- Records for this task -
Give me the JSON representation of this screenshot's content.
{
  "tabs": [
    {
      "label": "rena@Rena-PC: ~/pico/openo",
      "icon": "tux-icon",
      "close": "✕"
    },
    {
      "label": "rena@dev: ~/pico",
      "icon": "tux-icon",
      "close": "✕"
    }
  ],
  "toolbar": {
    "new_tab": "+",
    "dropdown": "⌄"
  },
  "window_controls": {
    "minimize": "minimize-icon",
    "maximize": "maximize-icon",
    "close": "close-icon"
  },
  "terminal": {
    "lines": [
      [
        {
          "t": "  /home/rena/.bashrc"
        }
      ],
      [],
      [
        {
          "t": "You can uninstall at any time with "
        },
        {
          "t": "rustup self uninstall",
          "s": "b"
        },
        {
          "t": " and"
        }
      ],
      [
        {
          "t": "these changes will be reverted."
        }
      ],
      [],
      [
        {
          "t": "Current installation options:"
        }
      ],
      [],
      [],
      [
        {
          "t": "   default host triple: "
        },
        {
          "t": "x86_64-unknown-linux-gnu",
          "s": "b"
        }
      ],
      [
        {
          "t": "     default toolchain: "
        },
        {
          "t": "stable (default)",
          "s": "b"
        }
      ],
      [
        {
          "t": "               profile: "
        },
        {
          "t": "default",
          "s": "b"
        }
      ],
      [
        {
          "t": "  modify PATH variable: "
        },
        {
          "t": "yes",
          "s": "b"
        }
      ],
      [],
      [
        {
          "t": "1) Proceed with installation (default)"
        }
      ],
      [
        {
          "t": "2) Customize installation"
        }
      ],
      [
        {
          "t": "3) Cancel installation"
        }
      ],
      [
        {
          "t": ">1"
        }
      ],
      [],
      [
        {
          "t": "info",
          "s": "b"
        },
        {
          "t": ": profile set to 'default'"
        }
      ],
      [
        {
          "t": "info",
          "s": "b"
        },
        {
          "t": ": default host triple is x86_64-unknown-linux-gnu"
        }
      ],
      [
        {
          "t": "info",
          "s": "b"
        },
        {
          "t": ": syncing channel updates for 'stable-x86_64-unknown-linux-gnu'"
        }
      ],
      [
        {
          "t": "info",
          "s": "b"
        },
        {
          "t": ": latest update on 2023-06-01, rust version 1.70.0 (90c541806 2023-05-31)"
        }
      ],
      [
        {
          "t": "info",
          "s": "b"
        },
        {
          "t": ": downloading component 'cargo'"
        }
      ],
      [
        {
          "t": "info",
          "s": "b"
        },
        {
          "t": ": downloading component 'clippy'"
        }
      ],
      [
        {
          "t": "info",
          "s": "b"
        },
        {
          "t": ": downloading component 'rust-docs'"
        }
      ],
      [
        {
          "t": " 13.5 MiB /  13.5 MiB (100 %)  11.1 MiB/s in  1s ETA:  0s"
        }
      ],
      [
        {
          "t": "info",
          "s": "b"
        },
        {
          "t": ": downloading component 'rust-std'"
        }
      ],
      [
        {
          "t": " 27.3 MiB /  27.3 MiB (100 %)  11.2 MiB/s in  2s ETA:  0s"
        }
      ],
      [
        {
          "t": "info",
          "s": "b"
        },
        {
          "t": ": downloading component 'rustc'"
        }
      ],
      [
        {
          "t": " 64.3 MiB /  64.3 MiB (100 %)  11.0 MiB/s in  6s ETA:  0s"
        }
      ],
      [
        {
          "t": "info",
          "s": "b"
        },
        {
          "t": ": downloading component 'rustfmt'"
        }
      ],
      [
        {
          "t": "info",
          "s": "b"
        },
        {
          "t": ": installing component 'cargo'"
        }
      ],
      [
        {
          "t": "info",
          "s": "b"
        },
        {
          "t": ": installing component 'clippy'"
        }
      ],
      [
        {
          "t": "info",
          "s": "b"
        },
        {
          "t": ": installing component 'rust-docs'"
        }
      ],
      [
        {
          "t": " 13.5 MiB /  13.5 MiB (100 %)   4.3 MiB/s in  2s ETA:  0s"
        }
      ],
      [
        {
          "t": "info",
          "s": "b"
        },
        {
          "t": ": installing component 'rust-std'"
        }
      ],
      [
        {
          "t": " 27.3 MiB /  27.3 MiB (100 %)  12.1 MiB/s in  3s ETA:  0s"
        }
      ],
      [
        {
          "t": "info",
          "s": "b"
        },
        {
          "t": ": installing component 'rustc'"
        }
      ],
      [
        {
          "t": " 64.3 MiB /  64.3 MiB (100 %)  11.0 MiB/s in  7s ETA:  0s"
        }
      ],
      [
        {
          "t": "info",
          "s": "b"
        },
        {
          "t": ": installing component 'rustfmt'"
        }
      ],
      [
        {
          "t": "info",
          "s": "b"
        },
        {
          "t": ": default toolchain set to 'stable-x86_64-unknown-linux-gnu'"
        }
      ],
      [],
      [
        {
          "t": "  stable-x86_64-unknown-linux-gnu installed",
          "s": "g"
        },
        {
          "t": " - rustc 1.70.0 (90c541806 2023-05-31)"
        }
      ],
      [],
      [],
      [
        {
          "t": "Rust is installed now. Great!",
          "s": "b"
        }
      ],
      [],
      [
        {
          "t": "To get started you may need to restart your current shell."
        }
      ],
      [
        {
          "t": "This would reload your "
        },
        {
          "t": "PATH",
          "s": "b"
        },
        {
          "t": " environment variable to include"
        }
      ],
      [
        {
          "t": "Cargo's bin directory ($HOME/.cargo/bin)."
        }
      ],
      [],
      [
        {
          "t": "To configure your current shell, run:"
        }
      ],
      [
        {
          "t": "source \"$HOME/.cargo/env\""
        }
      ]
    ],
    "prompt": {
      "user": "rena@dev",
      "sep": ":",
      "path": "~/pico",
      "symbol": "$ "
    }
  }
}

- Work to be completed -
Copy out the material above in its entirety. Every detail must match.

- Task solution -
Give me the JSON representation of this screenshot's content.
{
  "tabs": [
    {
      "label": "rena@Rena-PC: ~/pico/openo",
      "icon": "tux-icon",
      "close": "✕"
    },
    {
      "label": "rena@dev: ~/pico",
      "icon": "tux-icon",
      "close": "✕"
    }
  ],
  "toolbar": {
    "new_tab": "+",
    "dropdown": "⌄"
  },
  "window_controls": {
    "minimize": "minimize-icon",
    "maximize": "maximize-icon",
    "close": "close-icon"
  },
  "terminal": {
    "lines": [
      [
        {
          "t": "  /home/rena/.bashrc"
        }
      ],
      [],
      [
        {
          "t": "You can uninstall at any time with "
        },
        {
          "t": "rustup self uninstall",
          "s": "b"
        },
        {
          "t": " and"
        }
      ],
      [
        {
          "t": "these changes will be reverted."
        }
      ],
      [],
      [
        {
          "t": "Current installation options:"
        }
      ],
      [],
      [],
      [
        {
          "t": "   default host triple: "
        },
        {
          "t": "x86_64-unknown-linux-gnu",
          "s": "b"
        }
      ],
      [
        {
          "t": "     default toolchain: "
        },
        {
          "t": "stable (default)",
          "s": "b"
        }
      ],
      [
        {
          "t": "               profile: "
        },
        {
          "t": "default",
          "s": "b"
        }
      ],
      [
        {
          "t": "  modify PATH variable: "
        },
        {
          "t": "yes",
          "s": "b"
        }
      ],
      [],
      [
        {
          "t": "1) Proceed with installation (default)"
        }
      ],
      [
        {
          "t": "2) Customize installation"
        }
      ],
      [
        {
          "t": "3) Cancel installation"
        }
      ],
      [
        {
          "t": ">1"
        }
      ],
      [],
      [
        {
          "t": "info",
          "s": "b"
        },
        {
          "t": ": profile set to 'default'"
        }
      ],
      [
        {
          "t": "info",
          "s": "b"
        },
        {
          "t": ": default host triple is x86_64-unknown-linux-gnu"
        }
      ],
      [
        {
          "t": "info",
          "s": "b"
        },
        {
          "t": ": syncing channel updates for 'stable-x86_64-unknown-linux-gnu'"
        }
      ],
      [
        {
          "t": "info",
          "s": "b"
        },
        {
          "t": ": latest update on 2023-06-01, rust version 1.70.0 (90c541806 2023-05-31)"
        }
      ],
      [
        {
          "t": "info",
          "s": "b"
        },
        {
          "t": ": downloading component 'cargo'"
        }
      ],
      [
        {
          "t": "info",
          "s": "b"
        },
        {
          "t": ": downloading component 'clippy'"
        }
      ],
      [
        {
          "t": "info",
          "s": "b"
        },
        {
          "t": ": downloading component 'rust-docs'"
        }
      ],
      [
        {
          "t": " 13.5 MiB /  13.5 MiB (100 %)  11.1 MiB/s in  1s ETA:  0s"
        }
      ],
      [
        {
          "t": "info",
          "s": "b"
        },
        {
          "t": ": downloading component 'rust-std'"
        }
      ],
      [
        {
          "t": " 27.3 MiB /  27.3 MiB (100 %)  11.2 MiB/s in  2s ETA:  0s"
        }
      ],
      [
        {
          "t": "info",
          "s": "b"
        },
        {
          "t": ": downloading component 'rustc'"
        }
      ],
      [
        {
          "t": " 64.3 MiB /  64.3 MiB (100 %)  11.0 MiB/s in  6s ETA:  0s"
        }
      ],
      [
        {
          "t": "info",
          "s": "b"
        },
        {
          "t": ": downloading component 'rustfmt'"
        }
      ],
      [
        {
          "t": "info",
          "s": "b"
        },
        {
          "t": ": installing component 'cargo'"
        }
      ],
      [
        {
          "t": "info",
          "s": "b"
        },
        {
          "t": ": installing component 'clippy'"
        }
      ],
      [
        {
          "t": "info",
          "s": "b"
        },
        {
          "t": ": installing component 'rust-docs'"
        }
      ],
      [
        {
          "t": " 13.5 MiB /  13.5 MiB (100 %)   4.3 MiB/s in  2s ETA:  0s"
        }
      ],
      [
        {
          "t": "info",
          "s": "b"
        },
        {
          "t": ": installing component 'rust-std'"
        }
      ],
      [
        {
          "t": " 27.3 MiB /  27.3 MiB (100 %)  12.1 MiB/s in  3s ETA:  0s"
        }
      ],
      [
        {
          "t": "info",
          "s": "b"
        },
        {
          "t": ": installing component 'rustc'"
        }
      ],
      [
        {
          "t": " 64.3 MiB /  64.3 MiB (100 %)  11.0 MiB/s in  7s ETA:  0s"
        }
      ],
      [
        {
          "t": "info",
          "s": "b"
        },
        {
          "t": ": installing component 'rustfmt'"
        }
      ],
      [
        {
          "t": "info",
          "s": "b"
        },
        {
          "t": ": default toolchain set to 'stable-x86_64-unknown-linux-gnu'"
        }
      ],
      [],
      [
        {
          "t": "  stable-x86_64-unknown-linux-gnu installed",
          "s": "g"
        },
        {
          "t": " - rustc 1.70.0 (90c541806 2023-05-31)"
        }
      ],
      [],
      [],
      [
        {
          "t": "Rust is installed now. Great!",
          "s": "b"
        }
      ],
      [],
      [
        {
          "t": "To get started you may need to restart your current shell."
        }
      ],
      [
        {
          "t": "This would reload your "
        },
        {
          "t": "PATH",
          "s": "b"
        },
        {
          "t": " environment variable to include"
        }
      ],
      [
        {
          "t": "Cargo's bin directory ($HOME/.cargo/bin)."
        }
      ],
      [],
      [
        {
          "t": "To configure your current shell, run:"
        }
      ],
      [
        {
          "t": "source \"$HOME/.cargo/env\""
        }
      ]
    ],
    "prompt": {
      "user": "rena@dev",
      "sep": ":",
      "path": "~/pico",
      "symbol": "$ "
    }
  }
}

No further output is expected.